▸ PROBLEM TO SOLVE:
In the material below, identify each line bearing the word "通过用户调研". Reproduce those lines.

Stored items
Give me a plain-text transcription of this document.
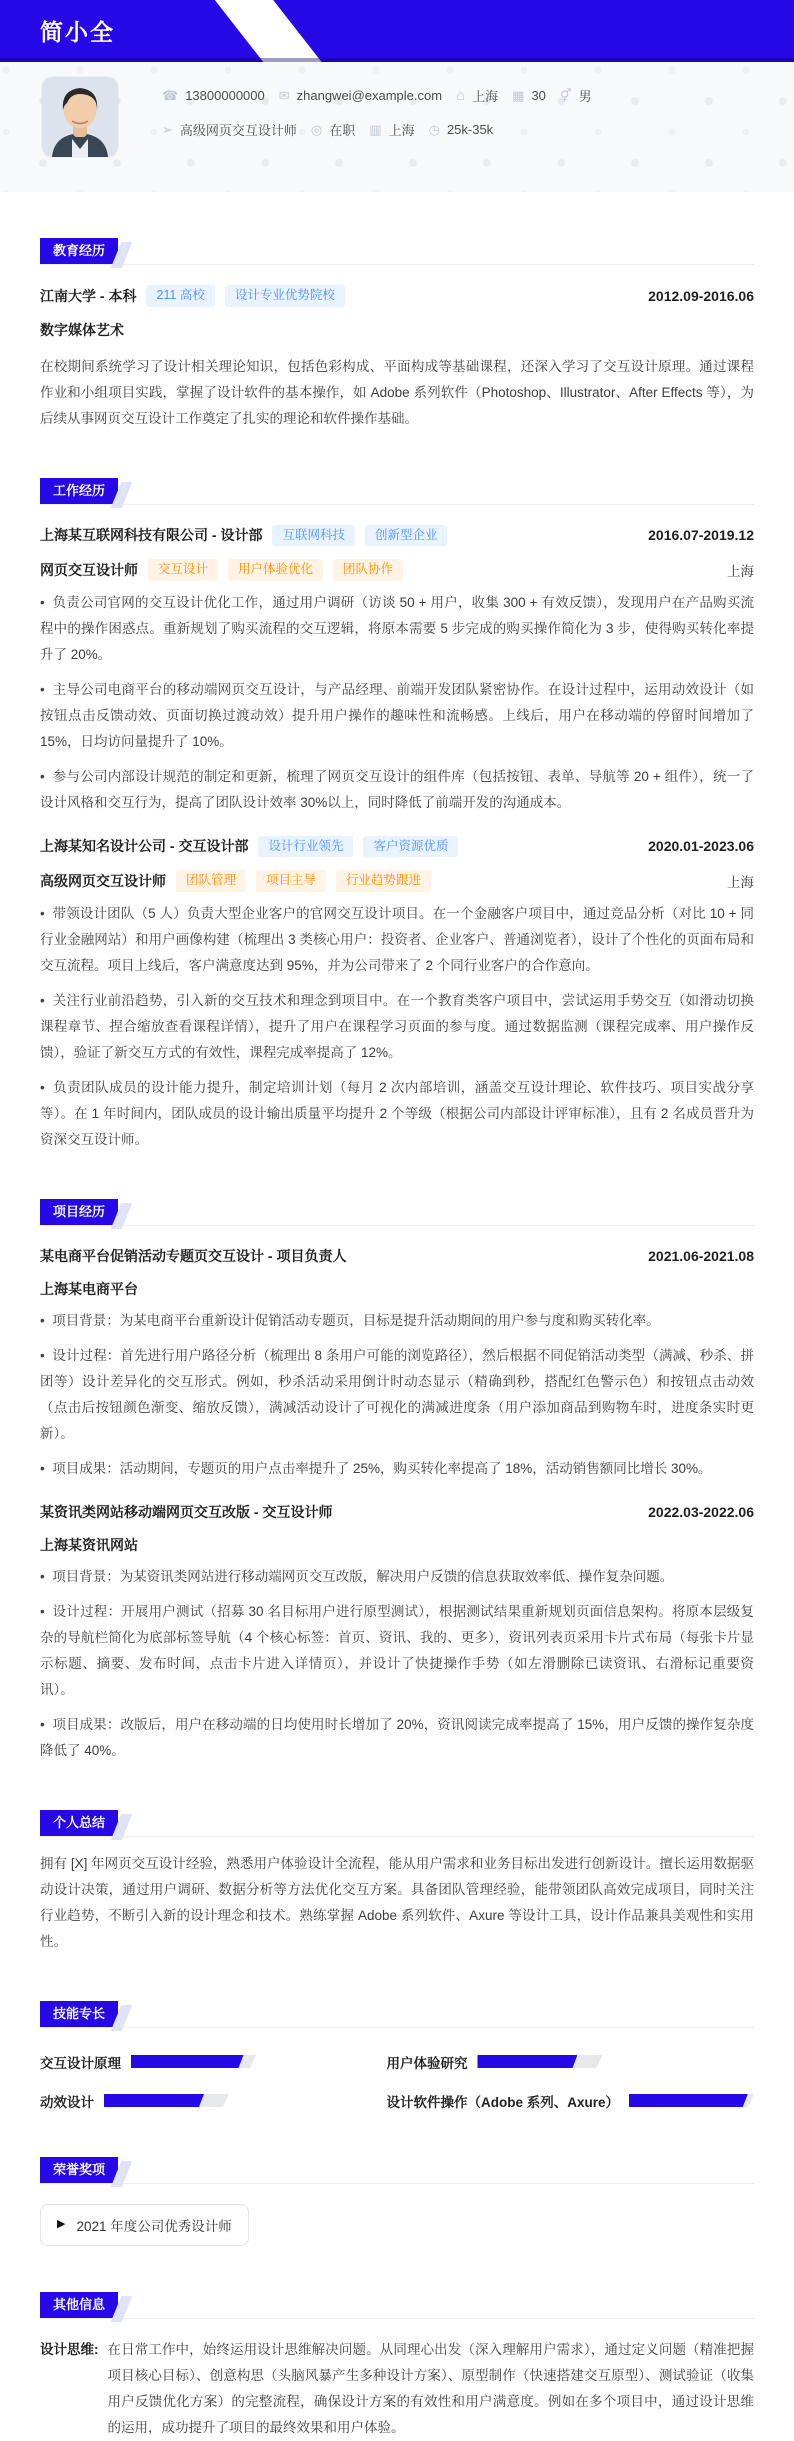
简小全
☎
13800000000 ✉ zhangwei@example.com ⌂ 上海 ▦	30 ⚥	男
➢
高级网页交互设计师 ◎ 在职 ▥	上海 ◷ 25k-35k
教育经历
江南大学 - 本科	211 高校	设计专业优势院校	2012.09-2016.06
数字媒体艺术

在校期间系统学习了设计相关理论知识，包括色彩构成、平面构成等基础课程，还深入学习了交互设计原理。通过课程作业和小组项目实践，掌握了设计软件的基本操作，如 Adobe 系列软件（Photoshop、Illustrator、After Effects 等），为后续从事网页交互设计工作奠定了扎实的理论和软件操作基础。

工作经历
上海某互联网科技有限公司 - 设计部	互联网科技	创新型企业	2016.07-2019.12
网页交互设计师	交互设计	用户体验优化	团队协作	上海
•  负责公司官网的交互设计优化工作，通过用户调研（访谈 50 + 用户，收集 300 + 有效反馈），发现用户在产品购买流程中的操作困惑点。重新规划了购买流程的交互逻辑，将原本需要 5 步完成的购买操作简化为 3 步，使得购买转化率提升了 20%。
•  主导公司电商平台的移动端网页交互设计，与产品经理、前端开发团队紧密协作。在设计过程中，运用动效设计（如按钮点击反馈动效、页面切换过渡动效）提升用户操作的趣味性和流畅感。上线后，用户在移动端的停留时间增加了 15%，日均访问量提升了 10%。
•  参与公司内部设计规范的制定和更新，梳理了网页交互设计的组件库（包括按钮、表单、导航等 20 + 组件），统一了设计风格和交互行为，提高了团队设计效率 30%以上，同时降低了前端开发的沟通成本。
上海某知名设计公司 - 交互设计部	设计行业领先	客户资源优质	2020.01-2023.06
高级网页交互设计师	团队管理	项目主导	行业趋势跟进	上海
•  带领设计团队（5 人）负责大型企业客户的官网交互设计项目。在一个金融客户项目中，通过竞品分析（对比 10 + 同行业金融网站）和用户画像构建（梳理出 3 类核心用户：投资者、企业客户、普通浏览者），设计了个性化的页面布局和交互流程。项目上线后，客户满意度达到 95%，并为公司带来了 2 个同行业客户的合作意向。
•  关注行业前沿趋势，引入新的交互技术和理念到项目中。在一个教育类客户项目中，尝试运用手势交互（如滑动切换课程章节、捏合缩放查看课程详情），提升了用户在课程学习页面的参与度。通过数据监测（课程完成率、用户操作反馈），验证了新交互方式的有效性，课程完成率提高了 12%。
•  负责团队成员的设计能力提升，制定培训计划（每月 2 次内部培训，涵盖交互设计理论、软件技巧、项目实战分享等）。在 1 年时间内，团队成员的设计输出质量平均提升 2 个等级（根据公司内部设计评审标准），且有 2 名成员晋升为资深交互设计师。
项目经历
某电商平台促销活动专题页交互设计 - 项目负责人	2021.06-2021.08
上海某电商平台
•  项目背景：为某电商平台重新设计促销活动专题页，目标是提升活动期间的用户参与度和购买转化率。
•  设计过程：首先进行用户路径分析（梳理出 8 条用户可能的浏览路径），然后根据不同促销活动类型（满减、秒杀、拼团等）设计差异化的交互形式。例如，秒杀活动采用倒计时动态显示（精确到秒，搭配红色警示色）和按钮点击动效（点击后按钮颜色渐变、缩放反馈），满减活动设计了可视化的满减进度条（用户添加商品到购物车时，进度条实时更新）。
•  项目成果：活动期间，专题页的用户点击率提升了 25%，购买转化率提高了 18%，活动销售额同比增长 30%。
某资讯类网站移动端网页交互改版 - 交互设计师	2022.03-2022.06
上海某资讯网站
•  项目背景：为某资讯类网站进行移动端网页交互改版，解决用户反馈的信息获取效率低、操作复杂问题。
•  设计过程：开展用户测试（招募 30 名目标用户进行原型测试），根据测试结果重新规划页面信息架构。将原本层级复杂的导航栏简化为底部标签导航（4 个核心标签：首页、资讯、我的、更多），资讯列表页采用卡片式布局（每张卡片显示标题、摘要、发布时间，点击卡片进入详情页），并设计了快捷操作手势（如左滑删除已读资讯、右滑标记重要资讯）。
•  项目成果：改版后，用户在移动端的日均使用时长增加了 20%，资讯阅读完成率提高了 15%，用户反馈的操作复杂度降低了 40%。
个人总结

拥有 [X] 年网页交互设计经验，熟悉用户体验设计全流程，能从用户需求和业务目标出发进行创新设计。擅长运用数据驱动设计决策，通过用户调研、数据分析等方法优化交互方案。具备团队管理经验，能带领团队高效完成项目，同时关注行业趋势，不断引入新的设计理念和技术。熟练掌握 Adobe 系列软件、Axure 等设计工具，设计作品兼具美观性和实用性。

技能专长
交互设计原理	用户体验研究
动效设计	设计软件操作（Adobe 系列、Axure）
荣誉奖项
▶
2021 年度公司优秀设计师
其他信息
设计思维: 在日常工作中，始终运用设计思维解决问题。从同理心出发（深入理解用户需求），通过定义问题（精准把握项目核心目标）、创意构思（头脑风暴产生多种设计方案）、原型制作（快速搭建交互原型）、测试验证（收集用户反馈优化方案）的完整流程，确保设计方案的有效性和用户满意度。例如在多个项目中，通过设计思维的运用，成功提升了项目的最终效果和用户体验。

▸ FULL SOLUTION:
•  负责公司官网的交互设计优化工作，通过用户调研（访谈 50 + 用户，收集 300 + 有效反馈），发现用户在产品购买流程中的操作困惑点。重新规划了购买流程的交互逻辑，将原本需要 5 步完成的购买操作简化为 3 步，使得购买转化率提升了 20%。
拥有 [X] 年网页交互设计经验，熟悉用户体验设计全流程，能从用户需求和业务目标出发进行创新设计。擅长运用数据驱动设计决策，通过用户调研、数据分析等方法优化交互方案。具备团队管理经验，能带领团队高效完成项目，同时关注行业趋势，不断引入新的设计理念和技术。熟练掌握 Adobe 系列软件、Axure 等设计工具，设计作品兼具美观性和实用性。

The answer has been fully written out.